TASK TO CARRY OUT ::
Copy all lines that contain the word "title".

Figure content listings
____________

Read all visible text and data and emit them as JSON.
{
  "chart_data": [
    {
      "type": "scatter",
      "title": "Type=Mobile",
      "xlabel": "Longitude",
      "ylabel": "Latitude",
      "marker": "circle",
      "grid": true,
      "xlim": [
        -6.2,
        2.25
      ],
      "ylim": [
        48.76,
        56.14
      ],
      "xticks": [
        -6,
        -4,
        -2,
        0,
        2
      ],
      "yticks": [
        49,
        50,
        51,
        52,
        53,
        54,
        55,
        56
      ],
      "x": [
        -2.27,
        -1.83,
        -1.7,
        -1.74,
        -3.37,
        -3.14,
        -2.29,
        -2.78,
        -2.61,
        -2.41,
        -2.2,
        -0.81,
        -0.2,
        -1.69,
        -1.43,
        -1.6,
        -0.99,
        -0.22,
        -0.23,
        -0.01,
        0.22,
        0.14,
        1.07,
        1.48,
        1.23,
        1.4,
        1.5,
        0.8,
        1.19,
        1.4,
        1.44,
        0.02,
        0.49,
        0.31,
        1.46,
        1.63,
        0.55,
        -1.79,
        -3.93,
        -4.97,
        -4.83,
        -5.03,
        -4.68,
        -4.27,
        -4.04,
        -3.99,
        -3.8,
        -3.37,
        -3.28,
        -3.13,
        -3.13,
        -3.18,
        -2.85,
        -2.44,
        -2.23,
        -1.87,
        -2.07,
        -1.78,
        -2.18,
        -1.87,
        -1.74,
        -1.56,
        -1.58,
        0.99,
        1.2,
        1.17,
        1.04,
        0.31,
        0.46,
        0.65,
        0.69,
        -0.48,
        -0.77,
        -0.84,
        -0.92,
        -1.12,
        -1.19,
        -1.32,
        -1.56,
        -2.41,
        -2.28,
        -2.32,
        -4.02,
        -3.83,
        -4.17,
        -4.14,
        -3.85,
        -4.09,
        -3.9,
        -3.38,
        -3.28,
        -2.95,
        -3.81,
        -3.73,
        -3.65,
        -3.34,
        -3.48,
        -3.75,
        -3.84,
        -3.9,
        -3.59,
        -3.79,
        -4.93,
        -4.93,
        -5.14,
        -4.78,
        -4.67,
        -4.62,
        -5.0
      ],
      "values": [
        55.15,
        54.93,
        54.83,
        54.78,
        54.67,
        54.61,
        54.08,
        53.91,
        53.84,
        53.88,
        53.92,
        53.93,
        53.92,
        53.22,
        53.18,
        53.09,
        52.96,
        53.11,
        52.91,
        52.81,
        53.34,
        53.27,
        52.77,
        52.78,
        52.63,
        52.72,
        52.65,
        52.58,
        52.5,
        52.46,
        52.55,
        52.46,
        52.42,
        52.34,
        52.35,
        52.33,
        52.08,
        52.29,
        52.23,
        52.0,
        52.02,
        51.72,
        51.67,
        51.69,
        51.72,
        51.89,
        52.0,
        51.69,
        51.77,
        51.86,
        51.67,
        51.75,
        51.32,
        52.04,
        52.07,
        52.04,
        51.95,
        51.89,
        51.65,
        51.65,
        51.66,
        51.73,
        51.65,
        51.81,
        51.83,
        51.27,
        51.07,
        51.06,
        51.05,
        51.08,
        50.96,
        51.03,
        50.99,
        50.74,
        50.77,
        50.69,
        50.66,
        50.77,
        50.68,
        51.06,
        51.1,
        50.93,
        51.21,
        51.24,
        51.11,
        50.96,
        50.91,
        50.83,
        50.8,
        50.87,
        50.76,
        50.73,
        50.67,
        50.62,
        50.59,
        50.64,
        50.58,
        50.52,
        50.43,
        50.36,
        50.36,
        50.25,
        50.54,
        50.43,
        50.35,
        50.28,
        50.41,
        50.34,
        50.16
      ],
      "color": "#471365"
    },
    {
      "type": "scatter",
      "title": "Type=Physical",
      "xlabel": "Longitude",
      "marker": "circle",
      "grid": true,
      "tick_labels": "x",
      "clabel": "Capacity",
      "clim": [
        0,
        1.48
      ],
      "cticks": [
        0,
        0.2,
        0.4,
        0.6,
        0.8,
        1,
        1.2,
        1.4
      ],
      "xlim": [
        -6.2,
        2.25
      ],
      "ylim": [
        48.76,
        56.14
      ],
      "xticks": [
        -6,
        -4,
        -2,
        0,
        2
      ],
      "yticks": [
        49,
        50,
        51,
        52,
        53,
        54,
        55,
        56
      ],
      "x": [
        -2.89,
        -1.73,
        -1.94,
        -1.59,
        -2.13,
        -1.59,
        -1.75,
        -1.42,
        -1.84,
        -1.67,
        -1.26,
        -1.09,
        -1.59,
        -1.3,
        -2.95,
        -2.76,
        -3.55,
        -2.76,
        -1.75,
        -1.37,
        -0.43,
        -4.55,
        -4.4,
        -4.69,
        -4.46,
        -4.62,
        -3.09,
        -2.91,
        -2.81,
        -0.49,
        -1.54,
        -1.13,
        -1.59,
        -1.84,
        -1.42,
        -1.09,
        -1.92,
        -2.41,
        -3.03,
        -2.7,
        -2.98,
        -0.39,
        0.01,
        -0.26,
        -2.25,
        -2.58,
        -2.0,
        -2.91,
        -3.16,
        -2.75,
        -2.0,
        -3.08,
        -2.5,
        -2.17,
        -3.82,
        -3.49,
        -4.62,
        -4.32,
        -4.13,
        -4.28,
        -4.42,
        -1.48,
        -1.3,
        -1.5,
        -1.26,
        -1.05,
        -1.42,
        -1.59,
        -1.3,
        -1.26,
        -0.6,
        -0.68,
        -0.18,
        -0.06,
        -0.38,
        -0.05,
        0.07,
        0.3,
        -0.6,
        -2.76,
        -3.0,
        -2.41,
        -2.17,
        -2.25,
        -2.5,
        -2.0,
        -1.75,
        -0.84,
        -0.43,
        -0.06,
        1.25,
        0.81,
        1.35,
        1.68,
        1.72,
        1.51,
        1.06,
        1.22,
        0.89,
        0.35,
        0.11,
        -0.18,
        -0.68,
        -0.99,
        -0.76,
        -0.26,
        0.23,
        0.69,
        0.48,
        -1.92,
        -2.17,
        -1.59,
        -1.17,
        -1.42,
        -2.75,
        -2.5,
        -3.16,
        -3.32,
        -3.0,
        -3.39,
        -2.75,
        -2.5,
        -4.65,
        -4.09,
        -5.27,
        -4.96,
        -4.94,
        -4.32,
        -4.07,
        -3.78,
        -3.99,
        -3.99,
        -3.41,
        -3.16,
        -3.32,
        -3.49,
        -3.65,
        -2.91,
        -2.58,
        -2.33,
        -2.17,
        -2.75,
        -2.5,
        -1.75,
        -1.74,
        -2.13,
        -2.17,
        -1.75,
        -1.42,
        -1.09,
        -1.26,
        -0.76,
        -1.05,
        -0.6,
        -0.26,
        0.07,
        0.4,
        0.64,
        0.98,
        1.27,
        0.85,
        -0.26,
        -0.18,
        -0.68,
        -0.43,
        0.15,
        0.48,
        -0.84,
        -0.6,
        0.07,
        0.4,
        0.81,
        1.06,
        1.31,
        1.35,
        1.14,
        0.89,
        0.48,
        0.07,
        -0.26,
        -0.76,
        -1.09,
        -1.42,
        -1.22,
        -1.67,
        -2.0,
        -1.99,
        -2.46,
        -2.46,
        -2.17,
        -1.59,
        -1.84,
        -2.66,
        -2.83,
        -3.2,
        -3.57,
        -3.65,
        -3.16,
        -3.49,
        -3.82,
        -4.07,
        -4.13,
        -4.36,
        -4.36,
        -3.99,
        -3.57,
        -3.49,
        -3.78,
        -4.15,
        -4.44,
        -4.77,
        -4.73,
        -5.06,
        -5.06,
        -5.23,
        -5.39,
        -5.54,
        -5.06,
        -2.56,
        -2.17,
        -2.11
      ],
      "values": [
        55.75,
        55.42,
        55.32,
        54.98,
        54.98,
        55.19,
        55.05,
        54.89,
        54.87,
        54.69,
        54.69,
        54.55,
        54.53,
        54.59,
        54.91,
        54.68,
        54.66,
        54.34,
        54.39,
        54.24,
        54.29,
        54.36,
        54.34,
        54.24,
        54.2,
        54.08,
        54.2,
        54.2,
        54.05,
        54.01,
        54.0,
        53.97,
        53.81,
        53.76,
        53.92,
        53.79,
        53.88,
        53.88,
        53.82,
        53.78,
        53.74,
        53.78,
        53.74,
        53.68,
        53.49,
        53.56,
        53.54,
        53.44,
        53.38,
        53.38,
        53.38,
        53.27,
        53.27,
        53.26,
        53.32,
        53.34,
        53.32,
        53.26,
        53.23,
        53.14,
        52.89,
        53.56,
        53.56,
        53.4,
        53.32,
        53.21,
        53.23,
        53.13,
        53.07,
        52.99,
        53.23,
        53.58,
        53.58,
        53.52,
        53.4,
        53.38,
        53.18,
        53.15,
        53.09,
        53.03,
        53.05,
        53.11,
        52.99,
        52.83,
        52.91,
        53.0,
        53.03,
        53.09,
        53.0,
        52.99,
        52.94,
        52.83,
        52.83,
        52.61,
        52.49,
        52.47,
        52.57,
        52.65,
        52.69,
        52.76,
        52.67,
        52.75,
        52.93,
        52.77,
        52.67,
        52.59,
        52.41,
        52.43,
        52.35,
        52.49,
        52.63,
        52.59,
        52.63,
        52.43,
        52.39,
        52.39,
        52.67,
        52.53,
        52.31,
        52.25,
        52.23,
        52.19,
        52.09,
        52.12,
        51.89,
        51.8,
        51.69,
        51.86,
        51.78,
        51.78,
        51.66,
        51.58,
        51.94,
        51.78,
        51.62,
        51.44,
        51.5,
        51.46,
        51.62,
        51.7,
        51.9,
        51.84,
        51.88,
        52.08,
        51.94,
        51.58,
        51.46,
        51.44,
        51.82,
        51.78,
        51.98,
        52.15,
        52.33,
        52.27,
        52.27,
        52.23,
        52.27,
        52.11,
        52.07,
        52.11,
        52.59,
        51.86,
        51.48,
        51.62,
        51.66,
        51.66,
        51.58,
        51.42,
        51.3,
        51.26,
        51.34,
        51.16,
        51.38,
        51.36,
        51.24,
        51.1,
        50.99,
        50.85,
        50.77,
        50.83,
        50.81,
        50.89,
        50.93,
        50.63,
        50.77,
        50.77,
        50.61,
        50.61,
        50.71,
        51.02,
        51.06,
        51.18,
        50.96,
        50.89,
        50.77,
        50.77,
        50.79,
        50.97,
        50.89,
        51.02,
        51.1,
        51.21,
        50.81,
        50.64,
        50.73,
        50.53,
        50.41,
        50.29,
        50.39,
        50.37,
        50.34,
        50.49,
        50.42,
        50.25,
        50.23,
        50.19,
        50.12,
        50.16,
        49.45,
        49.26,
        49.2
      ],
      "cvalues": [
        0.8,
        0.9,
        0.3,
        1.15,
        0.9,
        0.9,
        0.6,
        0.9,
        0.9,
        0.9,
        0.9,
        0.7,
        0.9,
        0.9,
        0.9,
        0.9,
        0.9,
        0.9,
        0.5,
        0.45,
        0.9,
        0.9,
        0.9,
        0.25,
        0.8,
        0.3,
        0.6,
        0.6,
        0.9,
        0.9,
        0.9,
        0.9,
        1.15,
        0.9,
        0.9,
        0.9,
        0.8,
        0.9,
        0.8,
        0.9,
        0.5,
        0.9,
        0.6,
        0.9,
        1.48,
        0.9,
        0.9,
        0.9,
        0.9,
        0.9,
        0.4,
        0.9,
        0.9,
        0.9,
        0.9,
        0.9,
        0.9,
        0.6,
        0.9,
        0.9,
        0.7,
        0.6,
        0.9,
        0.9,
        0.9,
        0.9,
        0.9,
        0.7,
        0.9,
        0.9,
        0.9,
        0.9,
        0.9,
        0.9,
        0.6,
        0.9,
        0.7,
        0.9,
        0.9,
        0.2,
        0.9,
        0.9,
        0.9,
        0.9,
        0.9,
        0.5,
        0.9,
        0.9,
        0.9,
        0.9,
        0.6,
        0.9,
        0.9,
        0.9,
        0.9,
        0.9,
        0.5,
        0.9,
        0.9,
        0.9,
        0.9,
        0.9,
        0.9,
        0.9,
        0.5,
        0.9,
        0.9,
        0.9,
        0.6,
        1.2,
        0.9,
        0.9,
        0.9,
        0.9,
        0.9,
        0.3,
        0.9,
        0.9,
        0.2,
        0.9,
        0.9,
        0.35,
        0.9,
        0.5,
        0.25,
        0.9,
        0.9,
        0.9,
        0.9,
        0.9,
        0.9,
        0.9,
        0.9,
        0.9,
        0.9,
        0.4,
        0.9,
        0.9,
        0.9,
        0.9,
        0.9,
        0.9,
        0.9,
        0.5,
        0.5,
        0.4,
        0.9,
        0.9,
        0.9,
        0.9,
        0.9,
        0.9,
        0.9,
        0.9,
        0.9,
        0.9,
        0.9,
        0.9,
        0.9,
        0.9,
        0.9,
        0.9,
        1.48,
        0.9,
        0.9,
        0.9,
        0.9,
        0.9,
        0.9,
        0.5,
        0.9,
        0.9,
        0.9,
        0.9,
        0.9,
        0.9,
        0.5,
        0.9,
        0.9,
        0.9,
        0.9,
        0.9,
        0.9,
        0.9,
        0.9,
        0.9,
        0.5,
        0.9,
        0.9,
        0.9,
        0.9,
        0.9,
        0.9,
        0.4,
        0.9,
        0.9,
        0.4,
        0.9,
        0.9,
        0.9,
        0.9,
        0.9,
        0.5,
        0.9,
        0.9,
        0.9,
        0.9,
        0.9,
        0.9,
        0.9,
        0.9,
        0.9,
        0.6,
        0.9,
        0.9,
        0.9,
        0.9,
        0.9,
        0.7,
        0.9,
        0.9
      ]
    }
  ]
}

____________

RESULT OF THE EXERCISE ::
      "title": "Type=Mobile",
      "title": "Type=Physical",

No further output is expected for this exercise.